How many lines of these entries hold the string "Select"? Answer with the number alone.

▼

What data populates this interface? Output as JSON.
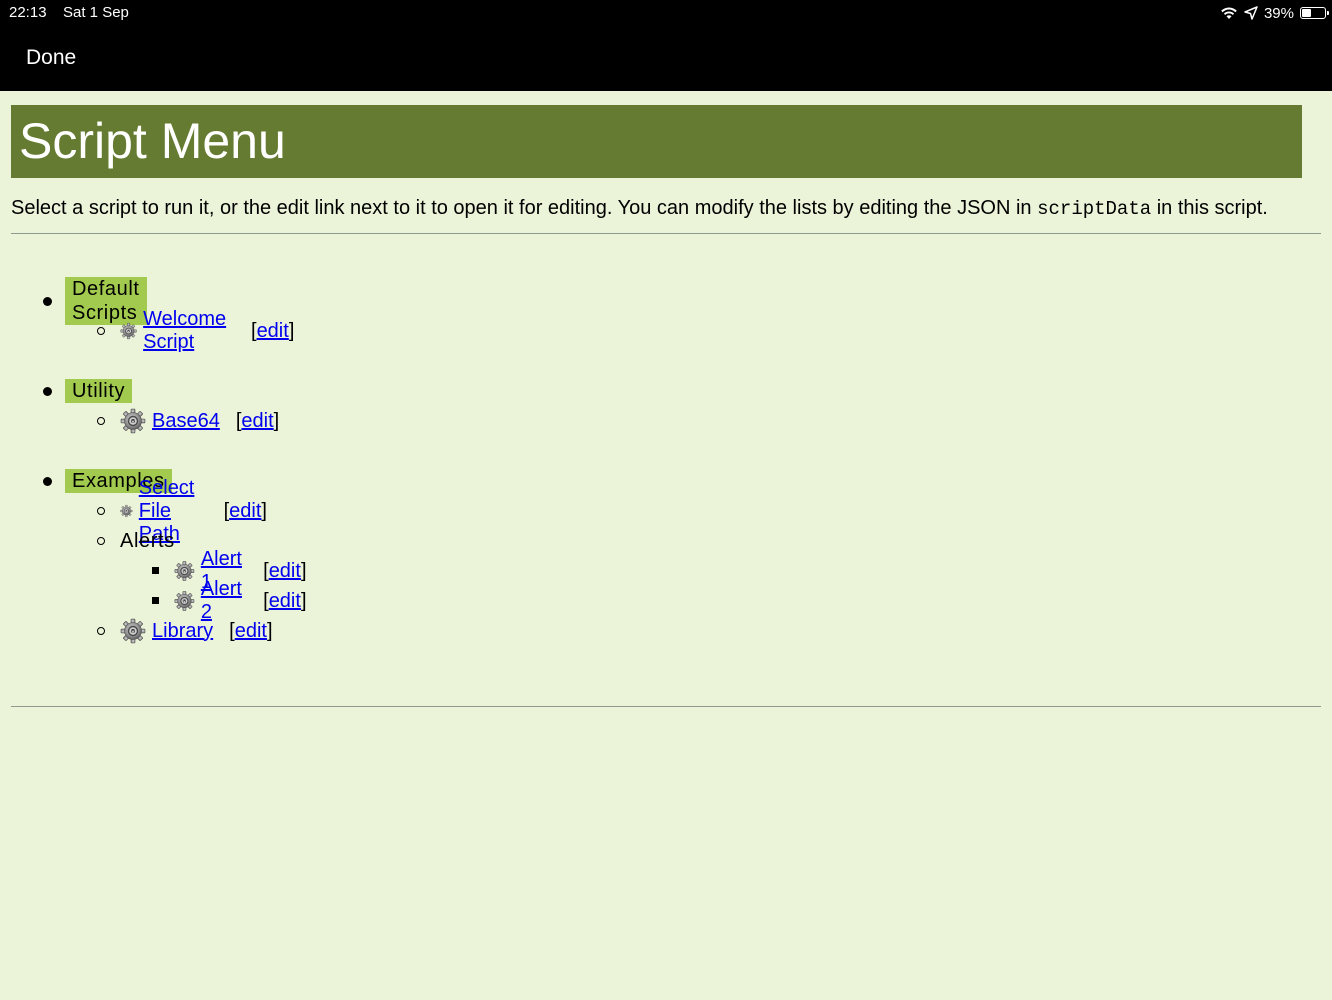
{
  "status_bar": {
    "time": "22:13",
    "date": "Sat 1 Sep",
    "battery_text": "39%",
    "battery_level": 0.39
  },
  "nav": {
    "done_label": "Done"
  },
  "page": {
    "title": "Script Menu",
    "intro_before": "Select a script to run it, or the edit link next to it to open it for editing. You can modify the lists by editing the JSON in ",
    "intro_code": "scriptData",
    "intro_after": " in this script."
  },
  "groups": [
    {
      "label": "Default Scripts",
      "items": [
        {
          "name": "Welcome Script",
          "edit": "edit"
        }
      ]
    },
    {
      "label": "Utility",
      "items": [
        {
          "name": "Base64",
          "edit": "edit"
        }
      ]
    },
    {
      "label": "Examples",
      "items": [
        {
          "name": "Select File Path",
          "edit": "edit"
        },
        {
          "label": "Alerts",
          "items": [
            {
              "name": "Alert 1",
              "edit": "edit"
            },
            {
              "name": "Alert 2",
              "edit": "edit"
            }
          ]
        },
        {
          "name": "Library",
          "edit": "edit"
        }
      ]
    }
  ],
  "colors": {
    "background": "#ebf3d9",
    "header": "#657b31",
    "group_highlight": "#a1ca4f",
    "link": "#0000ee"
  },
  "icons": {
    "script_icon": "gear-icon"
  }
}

▲
▼

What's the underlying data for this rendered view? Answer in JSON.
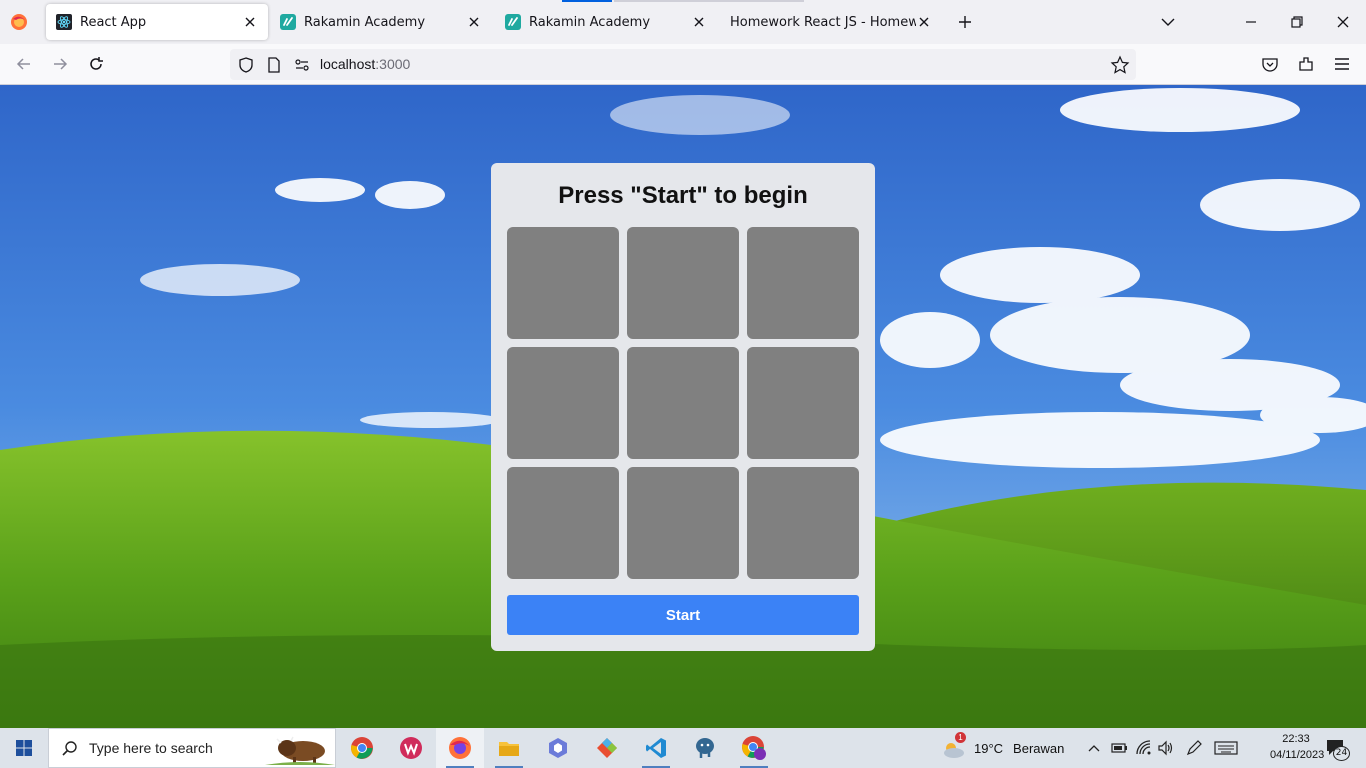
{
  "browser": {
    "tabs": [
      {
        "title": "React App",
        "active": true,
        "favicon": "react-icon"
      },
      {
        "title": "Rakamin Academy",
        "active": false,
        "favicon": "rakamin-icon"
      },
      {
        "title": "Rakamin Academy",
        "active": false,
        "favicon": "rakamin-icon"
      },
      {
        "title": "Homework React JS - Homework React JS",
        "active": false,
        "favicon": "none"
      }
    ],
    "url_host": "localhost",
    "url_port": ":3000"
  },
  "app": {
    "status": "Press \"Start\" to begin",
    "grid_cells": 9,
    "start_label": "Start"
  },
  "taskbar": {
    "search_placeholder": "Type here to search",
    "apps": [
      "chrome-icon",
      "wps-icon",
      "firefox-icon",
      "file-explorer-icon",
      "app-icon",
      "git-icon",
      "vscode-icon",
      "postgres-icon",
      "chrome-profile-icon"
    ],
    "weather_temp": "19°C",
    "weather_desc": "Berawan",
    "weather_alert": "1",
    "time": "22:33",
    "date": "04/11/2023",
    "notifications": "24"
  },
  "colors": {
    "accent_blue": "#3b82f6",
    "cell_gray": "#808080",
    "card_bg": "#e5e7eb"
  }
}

▲

● **WRITTEN RESPONSE**
2